*Written task*:
Extract every line below, verbatim.

====

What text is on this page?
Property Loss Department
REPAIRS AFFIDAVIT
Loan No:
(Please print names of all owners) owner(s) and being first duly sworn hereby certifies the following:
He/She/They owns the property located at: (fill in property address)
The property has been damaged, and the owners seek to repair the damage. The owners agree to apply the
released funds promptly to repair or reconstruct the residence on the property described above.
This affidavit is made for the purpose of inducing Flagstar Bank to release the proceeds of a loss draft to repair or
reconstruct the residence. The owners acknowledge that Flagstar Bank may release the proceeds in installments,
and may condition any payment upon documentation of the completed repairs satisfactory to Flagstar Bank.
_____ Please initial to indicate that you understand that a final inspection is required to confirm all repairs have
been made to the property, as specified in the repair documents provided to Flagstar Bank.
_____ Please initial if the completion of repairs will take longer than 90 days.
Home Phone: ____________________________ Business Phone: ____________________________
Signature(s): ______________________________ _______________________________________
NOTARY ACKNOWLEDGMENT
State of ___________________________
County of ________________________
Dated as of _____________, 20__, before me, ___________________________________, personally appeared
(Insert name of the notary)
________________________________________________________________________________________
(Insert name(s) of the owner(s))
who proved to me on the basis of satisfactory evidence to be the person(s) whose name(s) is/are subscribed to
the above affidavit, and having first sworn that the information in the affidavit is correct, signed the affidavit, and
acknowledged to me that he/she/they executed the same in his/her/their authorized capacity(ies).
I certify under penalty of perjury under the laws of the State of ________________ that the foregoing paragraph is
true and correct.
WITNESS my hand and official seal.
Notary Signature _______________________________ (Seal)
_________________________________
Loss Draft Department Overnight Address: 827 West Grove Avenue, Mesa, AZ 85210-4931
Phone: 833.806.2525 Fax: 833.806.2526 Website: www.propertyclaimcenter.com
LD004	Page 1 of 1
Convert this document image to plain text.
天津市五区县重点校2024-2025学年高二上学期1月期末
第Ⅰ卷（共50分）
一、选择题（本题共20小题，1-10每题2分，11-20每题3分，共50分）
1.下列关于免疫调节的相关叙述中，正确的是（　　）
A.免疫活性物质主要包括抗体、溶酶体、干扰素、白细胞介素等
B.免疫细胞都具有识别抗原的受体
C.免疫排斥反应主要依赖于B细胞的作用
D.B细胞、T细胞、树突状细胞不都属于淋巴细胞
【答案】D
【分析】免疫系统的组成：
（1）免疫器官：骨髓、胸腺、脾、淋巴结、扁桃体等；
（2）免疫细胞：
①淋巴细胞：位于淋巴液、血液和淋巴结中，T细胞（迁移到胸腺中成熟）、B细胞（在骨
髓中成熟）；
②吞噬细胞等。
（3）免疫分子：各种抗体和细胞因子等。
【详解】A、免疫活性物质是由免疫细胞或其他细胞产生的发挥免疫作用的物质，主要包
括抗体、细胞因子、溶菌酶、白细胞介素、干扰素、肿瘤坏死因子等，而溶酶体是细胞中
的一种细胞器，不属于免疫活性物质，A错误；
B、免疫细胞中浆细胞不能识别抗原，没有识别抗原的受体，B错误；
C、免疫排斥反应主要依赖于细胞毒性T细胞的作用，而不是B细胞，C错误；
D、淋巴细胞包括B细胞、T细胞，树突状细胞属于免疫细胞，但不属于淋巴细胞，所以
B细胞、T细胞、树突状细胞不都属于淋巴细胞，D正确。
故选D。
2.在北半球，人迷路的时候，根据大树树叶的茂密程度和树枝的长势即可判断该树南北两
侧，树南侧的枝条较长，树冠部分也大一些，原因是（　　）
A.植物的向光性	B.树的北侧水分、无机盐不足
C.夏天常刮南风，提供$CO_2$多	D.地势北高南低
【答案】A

====

*Solved exercise*:
What text is on this page?
Property Loss Department
REPAIRS AFFIDAVIT
Loan No:
(Please print names of all owners) owner(s) and being first duly sworn hereby certifies the following:
He/She/They owns the property located at: (fill in property address)
The property has been damaged, and the owners seek to repair the damage. The owners agree to apply the
released funds promptly to repair or reconstruct the residence on the property described above.
This affidavit is made for the purpose of inducing Flagstar Bank to release the proceeds of a loss draft to repair or
reconstruct the residence. The owners acknowledge that Flagstar Bank may release the proceeds in installments,
and may condition any payment upon documentation of the completed repairs satisfactory to Flagstar Bank.
_____ Please initial to indicate that you understand that a final inspection is required to confirm all repairs have
been made to the property, as specified in the repair documents provided to Flagstar Bank.
_____ Please initial if the completion of repairs will take longer than 90 days.
Home Phone: ____________________________ Business Phone: ____________________________
Signature(s): ______________________________ _______________________________________
NOTARY ACKNOWLEDGMENT
State of ___________________________
County of ________________________
Dated as of _____________, 20__, before me, ___________________________________, personally appeared
(Insert name of the notary)
________________________________________________________________________________________
(Insert name(s) of the owner(s))
who proved to me on the basis of satisfactory evidence to be the person(s) whose name(s) is/are subscribed to
the above affidavit, and having first sworn that the information in the affidavit is correct, signed the affidavit, and
acknowledged to me that he/she/they executed the same in his/her/their authorized capacity(ies).
I certify under penalty of perjury under the laws of the State of ________________ that the foregoing paragraph is
true and correct.
WITNESS my hand and official seal.
Notary Signature _______________________________ (Seal)
_________________________________
Loss Draft Department Overnight Address: 827 West Grove Avenue, Mesa, AZ 85210-4931
Phone: 833.806.2525 Fax: 833.806.2526 Website: www.propertyclaimcenter.com
LD004	Page 1 of 1
Convert this document image to plain text.
天津市五区县重点校2024-2025学年高二上学期1月期末
第Ⅰ卷（共50分）
一、选择题（本题共20小题，1-10每题2分，11-20每题3分，共50分）
1.下列关于免疫调节的相关叙述中，正确的是（　　）
A.免疫活性物质主要包括抗体、溶酶体、干扰素、白细胞介素等
B.免疫细胞都具有识别抗原的受体
C.免疫排斥反应主要依赖于B细胞的作用
D.B细胞、T细胞、树突状细胞不都属于淋巴细胞
【答案】D
【分析】免疫系统的组成：
（1）免疫器官：骨髓、胸腺、脾、淋巴结、扁桃体等；
（2）免疫细胞：
①淋巴细胞：位于淋巴液、血液和淋巴结中，T细胞（迁移到胸腺中成熟）、B细胞（在骨
髓中成熟）；
②吞噬细胞等。
（3）免疫分子：各种抗体和细胞因子等。
【详解】A、免疫活性物质是由免疫细胞或其他细胞产生的发挥免疫作用的物质，主要包
括抗体、细胞因子、溶菌酶、白细胞介素、干扰素、肿瘤坏死因子等，而溶酶体是细胞中
的一种细胞器，不属于免疫活性物质，A错误；
B、免疫细胞中浆细胞不能识别抗原，没有识别抗原的受体，B错误；
C、免疫排斥反应主要依赖于细胞毒性T细胞的作用，而不是B细胞，C错误；
D、淋巴细胞包括B细胞、T细胞，树突状细胞属于免疫细胞，但不属于淋巴细胞，所以
B细胞、T细胞、树突状细胞不都属于淋巴细胞，D正确。
故选D。
2.在北半球，人迷路的时候，根据大树树叶的茂密程度和树枝的长势即可判断该树南北两
侧，树南侧的枝条较长，树冠部分也大一些，原因是（　　）
A.植物的向光性	B.树的北侧水分、无机盐不足
C.夏天常刮南风，提供$CO_2$多	D.地势北高南低
【答案】A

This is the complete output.